▶ **Problem description**: Take the entries below and reproduce them word for word.

start Data supplied

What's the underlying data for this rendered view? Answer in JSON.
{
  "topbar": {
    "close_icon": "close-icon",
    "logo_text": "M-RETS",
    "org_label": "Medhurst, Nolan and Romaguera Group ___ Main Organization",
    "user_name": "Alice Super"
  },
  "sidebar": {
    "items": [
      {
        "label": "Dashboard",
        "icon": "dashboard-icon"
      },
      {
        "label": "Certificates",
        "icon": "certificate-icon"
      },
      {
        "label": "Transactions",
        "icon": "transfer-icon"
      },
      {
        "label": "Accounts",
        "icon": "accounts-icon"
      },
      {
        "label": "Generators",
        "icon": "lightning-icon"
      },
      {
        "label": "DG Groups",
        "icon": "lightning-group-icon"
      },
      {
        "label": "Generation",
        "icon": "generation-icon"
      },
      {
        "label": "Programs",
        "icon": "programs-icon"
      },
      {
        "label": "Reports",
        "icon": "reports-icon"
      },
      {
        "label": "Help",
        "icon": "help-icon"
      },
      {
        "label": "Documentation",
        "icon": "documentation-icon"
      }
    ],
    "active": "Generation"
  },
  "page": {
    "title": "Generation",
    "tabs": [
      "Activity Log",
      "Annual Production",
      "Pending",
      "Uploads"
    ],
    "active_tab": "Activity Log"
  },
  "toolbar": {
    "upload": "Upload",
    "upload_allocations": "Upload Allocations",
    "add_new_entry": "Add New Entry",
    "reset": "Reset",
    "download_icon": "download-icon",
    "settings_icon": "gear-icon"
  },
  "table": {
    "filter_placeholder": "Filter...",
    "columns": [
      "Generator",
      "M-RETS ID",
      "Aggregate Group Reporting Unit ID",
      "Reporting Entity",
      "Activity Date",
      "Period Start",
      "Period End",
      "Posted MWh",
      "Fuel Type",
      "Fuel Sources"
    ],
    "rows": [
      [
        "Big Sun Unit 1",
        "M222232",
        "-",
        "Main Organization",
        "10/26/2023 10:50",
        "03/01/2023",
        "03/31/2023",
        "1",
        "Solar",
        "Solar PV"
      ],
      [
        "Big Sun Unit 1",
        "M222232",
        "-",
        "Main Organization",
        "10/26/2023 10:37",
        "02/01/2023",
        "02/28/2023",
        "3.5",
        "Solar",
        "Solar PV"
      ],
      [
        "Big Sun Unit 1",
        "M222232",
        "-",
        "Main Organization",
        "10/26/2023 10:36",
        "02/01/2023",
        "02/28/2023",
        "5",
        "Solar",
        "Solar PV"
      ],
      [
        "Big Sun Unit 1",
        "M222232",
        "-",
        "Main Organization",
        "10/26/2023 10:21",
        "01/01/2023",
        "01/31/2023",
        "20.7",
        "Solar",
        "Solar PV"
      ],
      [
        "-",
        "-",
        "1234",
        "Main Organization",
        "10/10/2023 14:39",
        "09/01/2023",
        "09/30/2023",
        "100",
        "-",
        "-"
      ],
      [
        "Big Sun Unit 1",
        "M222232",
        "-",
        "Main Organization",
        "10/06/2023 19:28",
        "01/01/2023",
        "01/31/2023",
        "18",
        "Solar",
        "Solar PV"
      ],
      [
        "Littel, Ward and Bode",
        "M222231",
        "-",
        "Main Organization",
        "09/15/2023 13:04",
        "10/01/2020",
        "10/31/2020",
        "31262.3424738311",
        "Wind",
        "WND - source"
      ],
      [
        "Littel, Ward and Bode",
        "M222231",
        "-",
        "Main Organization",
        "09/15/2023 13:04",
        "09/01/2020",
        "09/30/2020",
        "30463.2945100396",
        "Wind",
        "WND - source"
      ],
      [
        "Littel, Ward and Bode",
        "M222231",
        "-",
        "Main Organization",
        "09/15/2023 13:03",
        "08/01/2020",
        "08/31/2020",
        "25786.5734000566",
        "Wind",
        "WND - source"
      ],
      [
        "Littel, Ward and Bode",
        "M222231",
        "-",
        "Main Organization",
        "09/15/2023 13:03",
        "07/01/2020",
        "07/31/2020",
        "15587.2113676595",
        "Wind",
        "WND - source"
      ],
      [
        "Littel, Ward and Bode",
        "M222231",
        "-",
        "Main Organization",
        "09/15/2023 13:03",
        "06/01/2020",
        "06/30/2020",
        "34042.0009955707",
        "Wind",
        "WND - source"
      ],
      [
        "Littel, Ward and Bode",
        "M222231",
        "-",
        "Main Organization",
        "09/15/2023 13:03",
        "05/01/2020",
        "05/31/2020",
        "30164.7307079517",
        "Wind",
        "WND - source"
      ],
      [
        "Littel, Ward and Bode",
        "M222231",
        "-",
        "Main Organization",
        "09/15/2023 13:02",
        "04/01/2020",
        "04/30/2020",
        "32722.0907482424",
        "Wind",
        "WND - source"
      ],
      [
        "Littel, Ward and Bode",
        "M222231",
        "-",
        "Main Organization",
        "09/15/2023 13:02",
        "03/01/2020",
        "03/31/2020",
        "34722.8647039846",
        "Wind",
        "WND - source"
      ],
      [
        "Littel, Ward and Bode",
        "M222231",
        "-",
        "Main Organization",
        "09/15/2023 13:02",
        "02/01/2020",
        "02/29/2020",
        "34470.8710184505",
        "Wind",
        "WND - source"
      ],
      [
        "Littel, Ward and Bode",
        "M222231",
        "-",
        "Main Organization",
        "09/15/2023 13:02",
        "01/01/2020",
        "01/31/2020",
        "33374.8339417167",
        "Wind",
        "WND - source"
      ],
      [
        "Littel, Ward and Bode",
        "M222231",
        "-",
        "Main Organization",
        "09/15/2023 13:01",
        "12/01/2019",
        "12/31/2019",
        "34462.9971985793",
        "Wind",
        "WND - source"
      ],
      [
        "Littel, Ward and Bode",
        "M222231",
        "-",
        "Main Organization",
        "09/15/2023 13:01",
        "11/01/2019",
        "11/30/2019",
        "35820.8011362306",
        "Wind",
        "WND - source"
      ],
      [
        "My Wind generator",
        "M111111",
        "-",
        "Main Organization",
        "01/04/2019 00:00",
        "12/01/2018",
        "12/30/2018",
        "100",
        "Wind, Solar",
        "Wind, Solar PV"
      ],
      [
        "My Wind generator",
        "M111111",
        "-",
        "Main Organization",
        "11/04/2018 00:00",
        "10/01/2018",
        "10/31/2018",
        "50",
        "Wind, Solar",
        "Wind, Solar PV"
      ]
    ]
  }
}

end Data supplied

▶ **Complete response**:
What's the underlying data for this rendered view? Answer in JSON.
{
  "topbar": {
    "close_icon": "close-icon",
    "logo_text": "M-RETS",
    "org_label": "Medhurst, Nolan and Romaguera Group ___ Main Organization",
    "user_name": "Alice Super"
  },
  "sidebar": {
    "items": [
      {
        "label": "Dashboard",
        "icon": "dashboard-icon"
      },
      {
        "label": "Certificates",
        "icon": "certificate-icon"
      },
      {
        "label": "Transactions",
        "icon": "transfer-icon"
      },
      {
        "label": "Accounts",
        "icon": "accounts-icon"
      },
      {
        "label": "Generators",
        "icon": "lightning-icon"
      },
      {
        "label": "DG Groups",
        "icon": "lightning-group-icon"
      },
      {
        "label": "Generation",
        "icon": "generation-icon"
      },
      {
        "label": "Programs",
        "icon": "programs-icon"
      },
      {
        "label": "Reports",
        "icon": "reports-icon"
      },
      {
        "label": "Help",
        "icon": "help-icon"
      },
      {
        "label": "Documentation",
        "icon": "documentation-icon"
      }
    ],
    "active": "Generation"
  },
  "page": {
    "title": "Generation",
    "tabs": [
      "Activity Log",
      "Annual Production",
      "Pending",
      "Uploads"
    ],
    "active_tab": "Activity Log"
  },
  "toolbar": {
    "upload": "Upload",
    "upload_allocations": "Upload Allocations",
    "add_new_entry": "Add New Entry",
    "reset": "Reset",
    "download_icon": "download-icon",
    "settings_icon": "gear-icon"
  },
  "table": {
    "filter_placeholder": "Filter...",
    "columns": [
      "Generator",
      "M-RETS ID",
      "Aggregate Group Reporting Unit ID",
      "Reporting Entity",
      "Activity Date",
      "Period Start",
      "Period End",
      "Posted MWh",
      "Fuel Type",
      "Fuel Sources"
    ],
    "rows": [
      [
        "Big Sun Unit 1",
        "M222232",
        "-",
        "Main Organization",
        "10/26/2023 10:50",
        "03/01/2023",
        "03/31/2023",
        "1",
        "Solar",
        "Solar PV"
      ],
      [
        "Big Sun Unit 1",
        "M222232",
        "-",
        "Main Organization",
        "10/26/2023 10:37",
        "02/01/2023",
        "02/28/2023",
        "3.5",
        "Solar",
        "Solar PV"
      ],
      [
        "Big Sun Unit 1",
        "M222232",
        "-",
        "Main Organization",
        "10/26/2023 10:36",
        "02/01/2023",
        "02/28/2023",
        "5",
        "Solar",
        "Solar PV"
      ],
      [
        "Big Sun Unit 1",
        "M222232",
        "-",
        "Main Organization",
        "10/26/2023 10:21",
        "01/01/2023",
        "01/31/2023",
        "20.7",
        "Solar",
        "Solar PV"
      ],
      [
        "-",
        "-",
        "1234",
        "Main Organization",
        "10/10/2023 14:39",
        "09/01/2023",
        "09/30/2023",
        "100",
        "-",
        "-"
      ],
      [
        "Big Sun Unit 1",
        "M222232",
        "-",
        "Main Organization",
        "10/06/2023 19:28",
        "01/01/2023",
        "01/31/2023",
        "18",
        "Solar",
        "Solar PV"
      ],
      [
        "Littel, Ward and Bode",
        "M222231",
        "-",
        "Main Organization",
        "09/15/2023 13:04",
        "10/01/2020",
        "10/31/2020",
        "31262.3424738311",
        "Wind",
        "WND - source"
      ],
      [
        "Littel, Ward and Bode",
        "M222231",
        "-",
        "Main Organization",
        "09/15/2023 13:04",
        "09/01/2020",
        "09/30/2020",
        "30463.2945100396",
        "Wind",
        "WND - source"
      ],
      [
        "Littel, Ward and Bode",
        "M222231",
        "-",
        "Main Organization",
        "09/15/2023 13:03",
        "08/01/2020",
        "08/31/2020",
        "25786.5734000566",
        "Wind",
        "WND - source"
      ],
      [
        "Littel, Ward and Bode",
        "M222231",
        "-",
        "Main Organization",
        "09/15/2023 13:03",
        "07/01/2020",
        "07/31/2020",
        "15587.2113676595",
        "Wind",
        "WND - source"
      ],
      [
        "Littel, Ward and Bode",
        "M222231",
        "-",
        "Main Organization",
        "09/15/2023 13:03",
        "06/01/2020",
        "06/30/2020",
        "34042.0009955707",
        "Wind",
        "WND - source"
      ],
      [
        "Littel, Ward and Bode",
        "M222231",
        "-",
        "Main Organization",
        "09/15/2023 13:03",
        "05/01/2020",
        "05/31/2020",
        "30164.7307079517",
        "Wind",
        "WND - source"
      ],
      [
        "Littel, Ward and Bode",
        "M222231",
        "-",
        "Main Organization",
        "09/15/2023 13:02",
        "04/01/2020",
        "04/30/2020",
        "32722.0907482424",
        "Wind",
        "WND - source"
      ],
      [
        "Littel, Ward and Bode",
        "M222231",
        "-",
        "Main Organization",
        "09/15/2023 13:02",
        "03/01/2020",
        "03/31/2020",
        "34722.8647039846",
        "Wind",
        "WND - source"
      ],
      [
        "Littel, Ward and Bode",
        "M222231",
        "-",
        "Main Organization",
        "09/15/2023 13:02",
        "02/01/2020",
        "02/29/2020",
        "34470.8710184505",
        "Wind",
        "WND - source"
      ],
      [
        "Littel, Ward and Bode",
        "M222231",
        "-",
        "Main Organization",
        "09/15/2023 13:02",
        "01/01/2020",
        "01/31/2020",
        "33374.8339417167",
        "Wind",
        "WND - source"
      ],
      [
        "Littel, Ward and Bode",
        "M222231",
        "-",
        "Main Organization",
        "09/15/2023 13:01",
        "12/01/2019",
        "12/31/2019",
        "34462.9971985793",
        "Wind",
        "WND - source"
      ],
      [
        "Littel, Ward and Bode",
        "M222231",
        "-",
        "Main Organization",
        "09/15/2023 13:01",
        "11/01/2019",
        "11/30/2019",
        "35820.8011362306",
        "Wind",
        "WND - source"
      ],
      [
        "My Wind generator",
        "M111111",
        "-",
        "Main Organization",
        "01/04/2019 00:00",
        "12/01/2018",
        "12/30/2018",
        "100",
        "Wind, Solar",
        "Wind, Solar PV"
      ],
      [
        "My Wind generator",
        "M111111",
        "-",
        "Main Organization",
        "11/04/2018 00:00",
        "10/01/2018",
        "10/31/2018",
        "50",
        "Wind, Solar",
        "Wind, Solar PV"
      ]
    ]
  }
}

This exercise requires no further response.